++++ Text shown ++++

Dr Caitlin Vincent is a Lecturer in Creative Industries at The University of Melbourne, where she researches the future of work in the arts. Her areas of interest include opera, performance and technology, cultural labour and employment, and gender and diversity. Dr. Vincent has co-authored several high-impact industry reports, including “The status of women in the Canadian arts and cultural industries: Research review 2010-2018” for the Ontario Arts Council, and has published across digital performance, theatrical scenography, gender studies, cultural labour, and public diplomacy. A classically-trained soprano and acclaimed opera librettist, Dr. Vincent has been commissioned by the Kennedy Center (Washington, D.C.), the Schubert Club of Minnesota (Minneapolis), the University of Connecticut (Storrs), and Carnegie Hall (New York), amongst others. From 2009 to 2014, she was the Artistic Director of The Figaro Project (Baltimore, USA), a non-profit, grassroots opera company dedicated to presenting opera in accessible and affordable ways. Dr. Vincent holds degrees from Harvard University, Johns Hopkins University, and Deakin University, and is an affiliate researcher of RMIT University’s Centre for People, Organisation and Work (CPOW). Her monograph, Digital scenography in opera in the twenty-first century, is forthcoming from Routledge in 2021/22.

++++

## Written instruction a
Answer these from the profile of Dr. Vincent:
(i) During which years was she Artistic Director of The Figaro Project?
(ii) Which publisher is bringing out her monograph?
(iii) From which universities does she hold degrees?

++++ Records for this task ++++

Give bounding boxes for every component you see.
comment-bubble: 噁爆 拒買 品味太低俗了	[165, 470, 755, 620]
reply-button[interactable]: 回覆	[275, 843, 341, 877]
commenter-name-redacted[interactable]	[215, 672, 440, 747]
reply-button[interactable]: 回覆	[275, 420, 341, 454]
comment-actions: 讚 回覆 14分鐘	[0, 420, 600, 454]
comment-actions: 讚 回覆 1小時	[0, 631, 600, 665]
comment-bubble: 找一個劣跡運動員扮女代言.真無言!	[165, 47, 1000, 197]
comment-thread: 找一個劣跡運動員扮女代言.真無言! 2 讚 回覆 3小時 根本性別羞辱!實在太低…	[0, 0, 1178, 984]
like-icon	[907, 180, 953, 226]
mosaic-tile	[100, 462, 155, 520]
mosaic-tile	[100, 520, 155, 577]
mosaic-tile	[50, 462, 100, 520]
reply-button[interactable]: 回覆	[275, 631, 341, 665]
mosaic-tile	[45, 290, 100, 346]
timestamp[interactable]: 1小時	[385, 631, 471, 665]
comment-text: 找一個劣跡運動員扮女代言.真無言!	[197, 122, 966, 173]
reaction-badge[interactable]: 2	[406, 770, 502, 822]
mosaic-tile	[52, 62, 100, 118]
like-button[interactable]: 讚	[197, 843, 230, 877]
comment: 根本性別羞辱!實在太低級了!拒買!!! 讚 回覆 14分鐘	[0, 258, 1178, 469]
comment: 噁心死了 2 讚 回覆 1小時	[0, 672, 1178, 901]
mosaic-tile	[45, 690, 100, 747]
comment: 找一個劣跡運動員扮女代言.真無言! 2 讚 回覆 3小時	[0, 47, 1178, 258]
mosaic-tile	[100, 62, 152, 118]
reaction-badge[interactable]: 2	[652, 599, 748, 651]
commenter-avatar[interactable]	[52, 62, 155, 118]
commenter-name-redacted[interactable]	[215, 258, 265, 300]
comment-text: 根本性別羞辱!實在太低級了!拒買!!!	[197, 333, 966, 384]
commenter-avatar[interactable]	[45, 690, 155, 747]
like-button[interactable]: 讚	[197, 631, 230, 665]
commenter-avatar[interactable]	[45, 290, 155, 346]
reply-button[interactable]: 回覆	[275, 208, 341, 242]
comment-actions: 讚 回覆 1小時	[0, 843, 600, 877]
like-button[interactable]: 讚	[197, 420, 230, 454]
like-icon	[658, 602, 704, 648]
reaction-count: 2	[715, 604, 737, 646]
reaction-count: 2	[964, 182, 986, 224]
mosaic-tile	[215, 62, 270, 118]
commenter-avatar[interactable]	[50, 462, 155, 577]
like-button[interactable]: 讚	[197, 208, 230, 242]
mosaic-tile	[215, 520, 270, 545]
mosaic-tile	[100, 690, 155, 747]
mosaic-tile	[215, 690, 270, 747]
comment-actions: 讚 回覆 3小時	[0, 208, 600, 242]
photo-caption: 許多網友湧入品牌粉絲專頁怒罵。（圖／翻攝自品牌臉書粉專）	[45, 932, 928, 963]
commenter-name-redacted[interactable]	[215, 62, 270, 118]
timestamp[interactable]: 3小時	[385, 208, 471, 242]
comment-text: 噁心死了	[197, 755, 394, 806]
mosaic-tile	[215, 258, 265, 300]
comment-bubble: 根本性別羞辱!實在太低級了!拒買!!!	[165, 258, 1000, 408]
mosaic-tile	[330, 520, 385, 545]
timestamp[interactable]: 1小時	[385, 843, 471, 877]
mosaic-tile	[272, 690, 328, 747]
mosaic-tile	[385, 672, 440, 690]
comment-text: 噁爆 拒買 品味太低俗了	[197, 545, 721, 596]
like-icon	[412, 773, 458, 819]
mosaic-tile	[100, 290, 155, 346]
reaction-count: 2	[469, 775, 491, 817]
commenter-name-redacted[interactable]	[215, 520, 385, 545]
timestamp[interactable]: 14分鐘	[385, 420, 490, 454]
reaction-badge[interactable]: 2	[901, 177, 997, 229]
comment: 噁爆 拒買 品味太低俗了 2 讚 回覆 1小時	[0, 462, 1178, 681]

++++

## Written instruction b
Retype the part of the listing that opens with its first line and closes with the line containing "631, 600, 665]", including both of those lines.

## Expected output a
(i) 2009 to 2014
(ii) Routledge
(iii) Harvard University, Johns Hopkins University, and Deakin University

## Expected output b
Give bounding boxes for every component you see.
comment-bubble: 噁爆 拒買 品味太低俗了	[165, 470, 755, 620]
reply-button[interactable]: 回覆	[275, 843, 341, 877]
commenter-name-redacted[interactable]	[215, 672, 440, 747]
reply-button[interactable]: 回覆	[275, 420, 341, 454]
comment-actions: 讚 回覆 14分鐘	[0, 420, 600, 454]
comment-actions: 讚 回覆 1小時	[0, 631, 600, 665]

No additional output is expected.